• _Action item_: Output every record precisely.

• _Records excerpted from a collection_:
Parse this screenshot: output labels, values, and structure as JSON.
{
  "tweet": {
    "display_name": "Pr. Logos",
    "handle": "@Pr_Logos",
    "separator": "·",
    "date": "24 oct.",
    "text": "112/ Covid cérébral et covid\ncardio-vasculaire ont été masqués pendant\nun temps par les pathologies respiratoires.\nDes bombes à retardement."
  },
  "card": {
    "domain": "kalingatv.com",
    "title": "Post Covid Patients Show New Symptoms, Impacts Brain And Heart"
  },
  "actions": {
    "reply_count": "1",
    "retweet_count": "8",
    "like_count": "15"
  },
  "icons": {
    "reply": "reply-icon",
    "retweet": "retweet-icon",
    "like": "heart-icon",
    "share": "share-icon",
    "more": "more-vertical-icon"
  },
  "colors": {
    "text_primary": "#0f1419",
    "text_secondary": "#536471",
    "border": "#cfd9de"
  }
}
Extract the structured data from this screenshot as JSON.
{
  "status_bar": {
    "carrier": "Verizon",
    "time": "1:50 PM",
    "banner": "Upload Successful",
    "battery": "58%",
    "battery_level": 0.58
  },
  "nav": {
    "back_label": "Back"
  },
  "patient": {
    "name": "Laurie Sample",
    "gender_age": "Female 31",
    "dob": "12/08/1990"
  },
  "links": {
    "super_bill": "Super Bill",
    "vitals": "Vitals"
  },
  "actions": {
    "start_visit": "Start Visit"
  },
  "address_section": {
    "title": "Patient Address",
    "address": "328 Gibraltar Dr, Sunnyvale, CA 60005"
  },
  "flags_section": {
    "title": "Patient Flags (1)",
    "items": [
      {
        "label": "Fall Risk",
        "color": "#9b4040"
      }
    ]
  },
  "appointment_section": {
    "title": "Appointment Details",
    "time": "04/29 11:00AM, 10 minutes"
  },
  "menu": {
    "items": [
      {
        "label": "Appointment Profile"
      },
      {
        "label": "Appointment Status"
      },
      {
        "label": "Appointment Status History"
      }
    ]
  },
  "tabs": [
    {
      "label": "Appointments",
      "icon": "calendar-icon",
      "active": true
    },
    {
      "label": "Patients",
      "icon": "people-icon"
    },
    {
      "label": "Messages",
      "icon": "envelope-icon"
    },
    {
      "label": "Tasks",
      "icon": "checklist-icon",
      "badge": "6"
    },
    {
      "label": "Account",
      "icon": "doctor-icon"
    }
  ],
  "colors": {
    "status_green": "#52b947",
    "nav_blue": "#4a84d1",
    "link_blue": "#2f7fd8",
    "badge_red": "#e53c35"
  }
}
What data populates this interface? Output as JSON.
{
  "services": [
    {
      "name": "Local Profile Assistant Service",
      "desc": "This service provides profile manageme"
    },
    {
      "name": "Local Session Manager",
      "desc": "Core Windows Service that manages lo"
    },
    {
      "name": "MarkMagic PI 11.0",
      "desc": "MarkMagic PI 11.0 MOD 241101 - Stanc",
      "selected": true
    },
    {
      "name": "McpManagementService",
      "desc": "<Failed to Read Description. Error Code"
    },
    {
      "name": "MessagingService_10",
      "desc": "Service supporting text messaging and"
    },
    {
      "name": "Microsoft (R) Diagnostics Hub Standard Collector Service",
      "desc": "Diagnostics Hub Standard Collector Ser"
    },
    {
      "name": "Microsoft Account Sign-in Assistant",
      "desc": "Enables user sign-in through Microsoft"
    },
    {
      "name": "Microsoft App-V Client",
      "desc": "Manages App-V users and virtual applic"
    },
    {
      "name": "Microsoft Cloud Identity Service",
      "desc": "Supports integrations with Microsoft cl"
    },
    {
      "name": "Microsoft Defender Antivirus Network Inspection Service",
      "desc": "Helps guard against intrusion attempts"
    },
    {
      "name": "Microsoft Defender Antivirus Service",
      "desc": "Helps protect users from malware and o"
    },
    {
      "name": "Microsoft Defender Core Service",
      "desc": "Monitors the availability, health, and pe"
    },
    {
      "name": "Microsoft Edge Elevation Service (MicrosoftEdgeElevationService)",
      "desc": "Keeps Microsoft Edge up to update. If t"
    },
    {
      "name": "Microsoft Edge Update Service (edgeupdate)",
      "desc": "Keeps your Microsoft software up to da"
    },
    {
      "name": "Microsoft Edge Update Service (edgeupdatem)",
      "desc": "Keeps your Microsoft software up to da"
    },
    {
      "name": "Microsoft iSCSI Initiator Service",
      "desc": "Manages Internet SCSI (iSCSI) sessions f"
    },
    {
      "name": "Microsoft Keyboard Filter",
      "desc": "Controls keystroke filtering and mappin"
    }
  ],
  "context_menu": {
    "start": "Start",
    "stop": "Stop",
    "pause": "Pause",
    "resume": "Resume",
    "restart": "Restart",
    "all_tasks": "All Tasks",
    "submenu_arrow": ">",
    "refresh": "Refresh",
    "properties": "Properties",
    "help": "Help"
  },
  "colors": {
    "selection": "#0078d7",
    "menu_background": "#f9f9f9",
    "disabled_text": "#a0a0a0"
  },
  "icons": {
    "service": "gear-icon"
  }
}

• _Answer to this task_:
Parse this screenshot: output labels, values, and structure as JSON.
{
  "tweet": {
    "display_name": "Pr. Logos",
    "handle": "@Pr_Logos",
    "separator": "·",
    "date": "24 oct.",
    "text": "112/ Covid cérébral et covid\ncardio-vasculaire ont été masqués pendant\nun temps par les pathologies respiratoires.\nDes bombes à retardement."
  },
  "card": {
    "domain": "kalingatv.com",
    "title": "Post Covid Patients Show New Symptoms, Impacts Brain And Heart"
  },
  "actions": {
    "reply_count": "1",
    "retweet_count": "8",
    "like_count": "15"
  },
  "icons": {
    "reply": "reply-icon",
    "retweet": "retweet-icon",
    "like": "heart-icon",
    "share": "share-icon",
    "more": "more-vertical-icon"
  },
  "colors": {
    "text_primary": "#0f1419",
    "text_secondary": "#536471",
    "border": "#cfd9de"
  }
}
Extract the structured data from this screenshot as JSON.
{
  "status_bar": {
    "carrier": "Verizon",
    "time": "1:50 PM",
    "banner": "Upload Successful",
    "battery": "58%",
    "battery_level": 0.58
  },
  "nav": {
    "back_label": "Back"
  },
  "patient": {
    "name": "Laurie Sample",
    "gender_age": "Female 31",
    "dob": "12/08/1990"
  },
  "links": {
    "super_bill": "Super Bill",
    "vitals": "Vitals"
  },
  "actions": {
    "start_visit": "Start Visit"
  },
  "address_section": {
    "title": "Patient Address",
    "address": "328 Gibraltar Dr, Sunnyvale, CA 60005"
  },
  "flags_section": {
    "title": "Patient Flags (1)",
    "items": [
      {
        "label": "Fall Risk",
        "color": "#9b4040"
      }
    ]
  },
  "appointment_section": {
    "title": "Appointment Details",
    "time": "04/29 11:00AM, 10 minutes"
  },
  "menu": {
    "items": [
      {
        "label": "Appointment Profile"
      },
      {
        "label": "Appointment Status"
      },
      {
        "label": "Appointment Status History"
      }
    ]
  },
  "tabs": [
    {
      "label": "Appointments",
      "icon": "calendar-icon",
      "active": true
    },
    {
      "label": "Patients",
      "icon": "people-icon"
    },
    {
      "label": "Messages",
      "icon": "envelope-icon"
    },
    {
      "label": "Tasks",
      "icon": "checklist-icon",
      "badge": "6"
    },
    {
      "label": "Account",
      "icon": "doctor-icon"
    }
  ],
  "colors": {
    "status_green": "#52b947",
    "nav_blue": "#4a84d1",
    "link_blue": "#2f7fd8",
    "badge_red": "#e53c35"
  }
}
What data populates this interface? Output as JSON.
{
  "services": [
    {
      "name": "Local Profile Assistant Service",
      "desc": "This service provides profile manageme"
    },
    {
      "name": "Local Session Manager",
      "desc": "Core Windows Service that manages lo"
    },
    {
      "name": "MarkMagic PI 11.0",
      "desc": "MarkMagic PI 11.0 MOD 241101 - Stanc",
      "selected": true
    },
    {
      "name": "McpManagementService",
      "desc": "<Failed to Read Description. Error Code"
    },
    {
      "name": "MessagingService_10",
      "desc": "Service supporting text messaging and"
    },
    {
      "name": "Microsoft (R) Diagnostics Hub Standard Collector Service",
      "desc": "Diagnostics Hub Standard Collector Ser"
    },
    {
      "name": "Microsoft Account Sign-in Assistant",
      "desc": "Enables user sign-in through Microsoft"
    },
    {
      "name": "Microsoft App-V Client",
      "desc": "Manages App-V users and virtual applic"
    },
    {
      "name": "Microsoft Cloud Identity Service",
      "desc": "Supports integrations with Microsoft cl"
    },
    {
      "name": "Microsoft Defender Antivirus Network Inspection Service",
      "desc": "Helps guard against intrusion attempts"
    },
    {
      "name": "Microsoft Defender Antivirus Service",
      "desc": "Helps protect users from malware and o"
    },
    {
      "name": "Microsoft Defender Core Service",
      "desc": "Monitors the availability, health, and pe"
    },
    {
      "name": "Microsoft Edge Elevation Service (MicrosoftEdgeElevationService)",
      "desc": "Keeps Microsoft Edge up to update. If t"
    },
    {
      "name": "Microsoft Edge Update Service (edgeupdate)",
      "desc": "Keeps your Microsoft software up to da"
    },
    {
      "name": "Microsoft Edge Update Service (edgeupdatem)",
      "desc": "Keeps your Microsoft software up to da"
    },
    {
      "name": "Microsoft iSCSI Initiator Service",
      "desc": "Manages Internet SCSI (iSCSI) sessions f"
    },
    {
      "name": "Microsoft Keyboard Filter",
      "desc": "Controls keystroke filtering and mappin"
    }
  ],
  "context_menu": {
    "start": "Start",
    "stop": "Stop",
    "pause": "Pause",
    "resume": "Resume",
    "restart": "Restart",
    "all_tasks": "All Tasks",
    "submenu_arrow": ">",
    "refresh": "Refresh",
    "properties": "Properties",
    "help": "Help"
  },
  "colors": {
    "selection": "#0078d7",
    "menu_background": "#f9f9f9",
    "disabled_text": "#a0a0a0"
  },
  "icons": {
    "service": "gear-icon"
  }
}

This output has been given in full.